# DATASET ROWS start

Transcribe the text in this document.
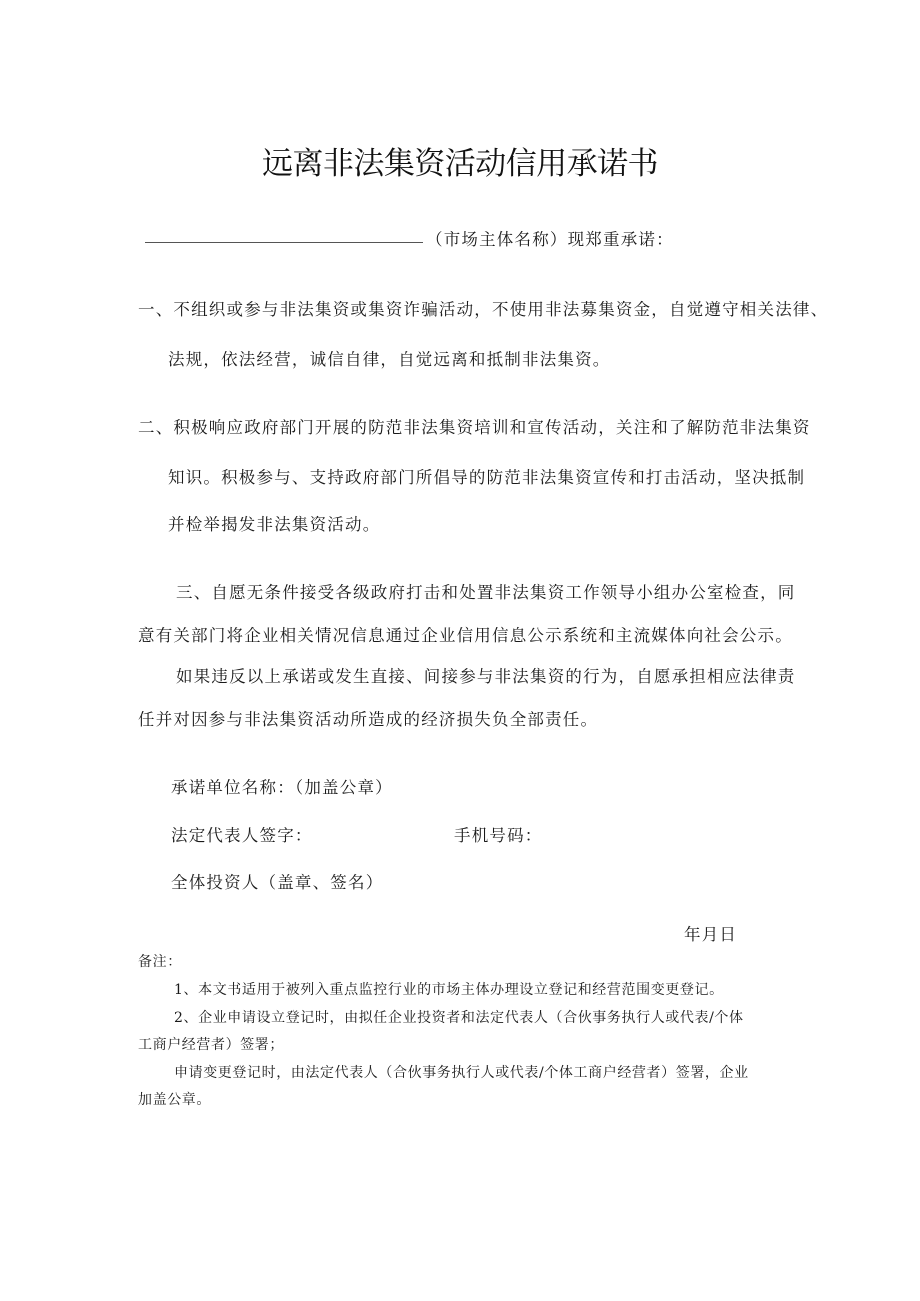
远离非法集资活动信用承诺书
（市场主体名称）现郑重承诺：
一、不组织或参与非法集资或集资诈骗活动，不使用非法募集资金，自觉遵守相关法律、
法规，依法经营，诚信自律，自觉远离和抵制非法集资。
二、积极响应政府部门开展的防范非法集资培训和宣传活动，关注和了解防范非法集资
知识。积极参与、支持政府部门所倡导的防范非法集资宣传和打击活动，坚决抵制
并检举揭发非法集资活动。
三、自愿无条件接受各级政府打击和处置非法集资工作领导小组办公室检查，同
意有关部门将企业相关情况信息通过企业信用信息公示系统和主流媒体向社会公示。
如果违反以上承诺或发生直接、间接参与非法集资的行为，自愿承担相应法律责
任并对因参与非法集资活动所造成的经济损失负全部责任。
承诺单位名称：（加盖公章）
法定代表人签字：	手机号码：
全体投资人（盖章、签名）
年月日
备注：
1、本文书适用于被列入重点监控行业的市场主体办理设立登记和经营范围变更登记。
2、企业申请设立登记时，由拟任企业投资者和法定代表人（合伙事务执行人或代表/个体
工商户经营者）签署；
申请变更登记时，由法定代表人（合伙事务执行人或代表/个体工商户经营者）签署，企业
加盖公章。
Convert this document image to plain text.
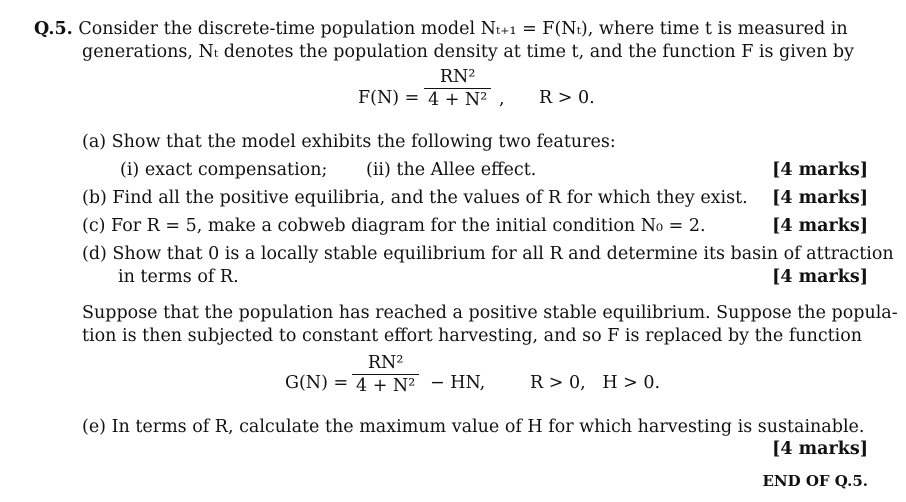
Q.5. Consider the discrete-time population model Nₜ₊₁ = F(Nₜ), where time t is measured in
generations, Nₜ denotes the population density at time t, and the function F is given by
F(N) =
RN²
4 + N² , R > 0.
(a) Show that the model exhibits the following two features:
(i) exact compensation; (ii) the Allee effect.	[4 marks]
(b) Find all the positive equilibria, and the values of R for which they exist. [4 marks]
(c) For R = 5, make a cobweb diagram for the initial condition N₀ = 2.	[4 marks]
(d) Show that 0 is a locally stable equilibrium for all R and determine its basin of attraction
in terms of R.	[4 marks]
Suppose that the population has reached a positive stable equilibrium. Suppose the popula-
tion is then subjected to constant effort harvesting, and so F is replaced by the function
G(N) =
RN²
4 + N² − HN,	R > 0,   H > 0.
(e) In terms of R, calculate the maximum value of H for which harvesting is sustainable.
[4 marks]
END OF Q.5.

# DATASET ROWS end
# DATASET ROWS start

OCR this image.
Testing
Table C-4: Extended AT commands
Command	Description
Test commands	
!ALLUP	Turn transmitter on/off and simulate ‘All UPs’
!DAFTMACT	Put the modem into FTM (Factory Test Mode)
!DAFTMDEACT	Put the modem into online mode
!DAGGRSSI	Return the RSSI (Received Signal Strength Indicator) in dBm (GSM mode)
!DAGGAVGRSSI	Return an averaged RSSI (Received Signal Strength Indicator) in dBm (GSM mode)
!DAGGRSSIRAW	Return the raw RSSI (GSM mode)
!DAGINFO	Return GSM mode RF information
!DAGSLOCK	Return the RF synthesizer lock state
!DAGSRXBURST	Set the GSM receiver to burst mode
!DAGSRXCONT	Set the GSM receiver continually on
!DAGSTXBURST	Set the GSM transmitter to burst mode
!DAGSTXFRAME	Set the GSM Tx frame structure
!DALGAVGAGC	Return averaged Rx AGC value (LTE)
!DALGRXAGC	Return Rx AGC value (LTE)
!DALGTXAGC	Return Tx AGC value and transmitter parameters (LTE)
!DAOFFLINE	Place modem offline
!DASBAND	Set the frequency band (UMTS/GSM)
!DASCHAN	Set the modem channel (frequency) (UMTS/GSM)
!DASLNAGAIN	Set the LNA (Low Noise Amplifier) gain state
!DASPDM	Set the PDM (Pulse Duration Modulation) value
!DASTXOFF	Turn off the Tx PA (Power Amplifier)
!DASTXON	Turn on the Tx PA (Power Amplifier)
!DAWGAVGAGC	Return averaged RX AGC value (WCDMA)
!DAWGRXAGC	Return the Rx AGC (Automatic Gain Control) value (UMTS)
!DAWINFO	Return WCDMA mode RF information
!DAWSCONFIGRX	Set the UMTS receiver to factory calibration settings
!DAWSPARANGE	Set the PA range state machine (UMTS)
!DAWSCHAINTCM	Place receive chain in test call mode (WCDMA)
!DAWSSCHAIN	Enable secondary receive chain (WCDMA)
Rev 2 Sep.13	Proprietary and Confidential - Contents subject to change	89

# DATASET ROWS end

▶ **PROMPT**
Find all lines with "Amplifier" in them and copy each one.

▶ **ANSWER TO THE EXERCISE**
!DASLNAGAIN	Set the LNA (Low Noise Amplifier) gain state
!DASTXOFF	Turn off the Tx PA (Power Amplifier)
!DASTXON	Turn on the Tx PA (Power Amplifier)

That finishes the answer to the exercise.